[Records about charts and figures]
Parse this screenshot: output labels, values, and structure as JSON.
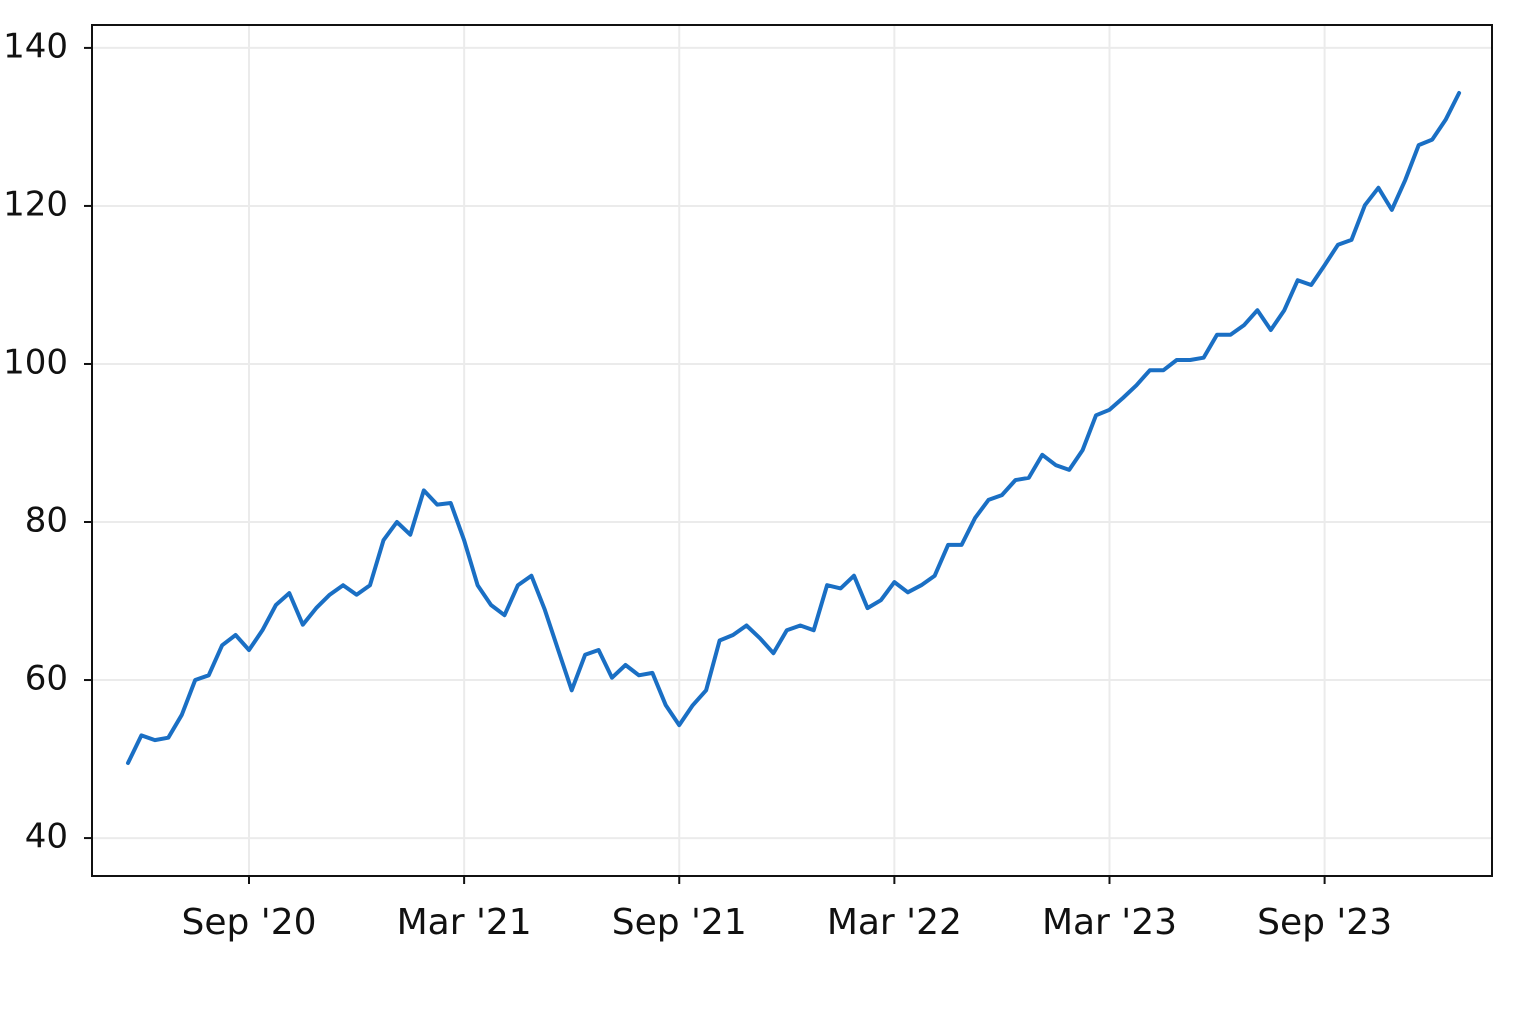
{
  "chart_data": {
    "type": "line",
    "categories": [
      null,
      null,
      null,
      null,
      null,
      null,
      null,
      null,
      null,
      "Sep '20",
      null,
      null,
      null,
      null,
      null,
      null,
      null,
      null,
      null,
      null,
      null,
      null,
      null,
      null,
      null,
      "Mar '21",
      null,
      null,
      null,
      null,
      null,
      null,
      null,
      null,
      null,
      null,
      null,
      null,
      null,
      null,
      null,
      "Sep '21",
      null,
      null,
      null,
      null,
      null,
      null,
      null,
      null,
      null,
      null,
      null,
      null,
      null,
      null,
      null,
      "Mar '22",
      null,
      null,
      null,
      null,
      null,
      null,
      null,
      null,
      null,
      null,
      null,
      null,
      null,
      null,
      null,
      "Mar '23",
      null,
      null,
      null,
      null,
      null,
      null,
      null,
      null,
      null,
      null,
      null,
      null,
      null,
      null,
      null,
      "Sep '23",
      null,
      null,
      null,
      null,
      null,
      null,
      null,
      null,
      null,
      null
    ],
    "series": [
      {
        "color": "#1a6fc4",
        "values": [
          49.5,
          53,
          52.4,
          52.7,
          55.6,
          60,
          60.6,
          64.4,
          65.7,
          63.8,
          66.3,
          69.5,
          71,
          67,
          69.1,
          70.8,
          72,
          70.8,
          72,
          77.7,
          80,
          78.4,
          84,
          82.2,
          82.4,
          77.7,
          72,
          69.5,
          68.2,
          72,
          73.2,
          68.9,
          63.8,
          58.7,
          63.2,
          63.8,
          60.3,
          61.9,
          60.6,
          60.9,
          56.8,
          54.3,
          56.8,
          58.7,
          65,
          65.7,
          66.9,
          65.3,
          63.4,
          66.3,
          66.9,
          66.3,
          72,
          71.6,
          73.2,
          69.1,
          70.1,
          72.4,
          71.1,
          72,
          73.2,
          77.1,
          77.1,
          80.5,
          82.8,
          83.4,
          85.3,
          85.6,
          88.5,
          87.2,
          86.6,
          89.1,
          93.5,
          94.2,
          95.7,
          97.3,
          99.2,
          99.2,
          100.5,
          100.5,
          100.8,
          103.7,
          103.7,
          104.9,
          106.8,
          104.3,
          106.8,
          110.6,
          110,
          112.5,
          115.1,
          115.7,
          120.1,
          122.3,
          119.5,
          123.3,
          127.7,
          128.4,
          130.9,
          134.3
        ]
      }
    ],
    "ylim": [
      35.2,
      142.9
    ],
    "yticks": [
      40,
      60,
      80,
      100,
      120,
      140
    ],
    "grid": true
  }
}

[What you should do] In the records above, find each line holding "values" and copy it.

[Task solution]
Parse this screenshot: output labels, values, and structure as JSON.
        "values": [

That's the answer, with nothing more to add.